● Given problem:
Pull every line containing "content" from the entries.

● Material provided:
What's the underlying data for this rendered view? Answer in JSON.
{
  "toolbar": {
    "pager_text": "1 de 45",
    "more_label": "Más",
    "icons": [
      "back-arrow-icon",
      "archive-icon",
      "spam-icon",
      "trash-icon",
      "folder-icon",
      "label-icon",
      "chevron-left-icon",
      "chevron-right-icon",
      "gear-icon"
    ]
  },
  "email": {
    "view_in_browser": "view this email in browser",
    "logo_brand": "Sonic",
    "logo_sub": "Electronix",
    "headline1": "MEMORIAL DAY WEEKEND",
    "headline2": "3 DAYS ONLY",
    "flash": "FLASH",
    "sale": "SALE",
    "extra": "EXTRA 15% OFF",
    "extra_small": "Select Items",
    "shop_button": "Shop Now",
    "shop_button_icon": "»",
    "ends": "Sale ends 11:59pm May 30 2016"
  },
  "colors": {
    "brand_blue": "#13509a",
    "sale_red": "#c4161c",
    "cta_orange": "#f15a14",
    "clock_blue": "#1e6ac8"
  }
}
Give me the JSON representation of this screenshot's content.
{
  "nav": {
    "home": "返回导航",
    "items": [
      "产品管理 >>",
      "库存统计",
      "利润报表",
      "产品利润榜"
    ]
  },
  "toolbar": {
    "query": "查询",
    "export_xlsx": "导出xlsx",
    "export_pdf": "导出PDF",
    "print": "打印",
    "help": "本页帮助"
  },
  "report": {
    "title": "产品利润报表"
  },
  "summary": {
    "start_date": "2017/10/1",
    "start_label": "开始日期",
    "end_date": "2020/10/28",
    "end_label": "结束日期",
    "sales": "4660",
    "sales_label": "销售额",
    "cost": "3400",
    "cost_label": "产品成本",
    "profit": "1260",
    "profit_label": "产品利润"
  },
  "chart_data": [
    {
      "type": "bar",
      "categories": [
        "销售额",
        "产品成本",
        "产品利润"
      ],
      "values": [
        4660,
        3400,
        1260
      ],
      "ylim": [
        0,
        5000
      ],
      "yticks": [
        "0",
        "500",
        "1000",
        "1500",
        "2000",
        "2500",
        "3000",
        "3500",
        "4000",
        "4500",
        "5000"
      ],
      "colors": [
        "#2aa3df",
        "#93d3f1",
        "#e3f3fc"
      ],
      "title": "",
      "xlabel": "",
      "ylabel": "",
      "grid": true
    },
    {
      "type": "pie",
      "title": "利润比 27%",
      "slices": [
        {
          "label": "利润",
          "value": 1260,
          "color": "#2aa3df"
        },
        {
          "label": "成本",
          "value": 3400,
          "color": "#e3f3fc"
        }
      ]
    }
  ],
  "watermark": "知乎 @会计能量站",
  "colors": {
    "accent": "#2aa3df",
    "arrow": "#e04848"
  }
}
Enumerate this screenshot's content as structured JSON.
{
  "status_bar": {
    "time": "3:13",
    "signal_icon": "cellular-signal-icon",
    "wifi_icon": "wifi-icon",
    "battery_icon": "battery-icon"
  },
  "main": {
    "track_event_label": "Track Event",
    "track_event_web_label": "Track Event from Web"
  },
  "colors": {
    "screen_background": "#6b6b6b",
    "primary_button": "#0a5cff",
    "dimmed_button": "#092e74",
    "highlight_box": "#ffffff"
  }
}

● Task answer:
Give me the JSON representation of this screenshot's content.
Enumerate this screenshot's content as structured JSON.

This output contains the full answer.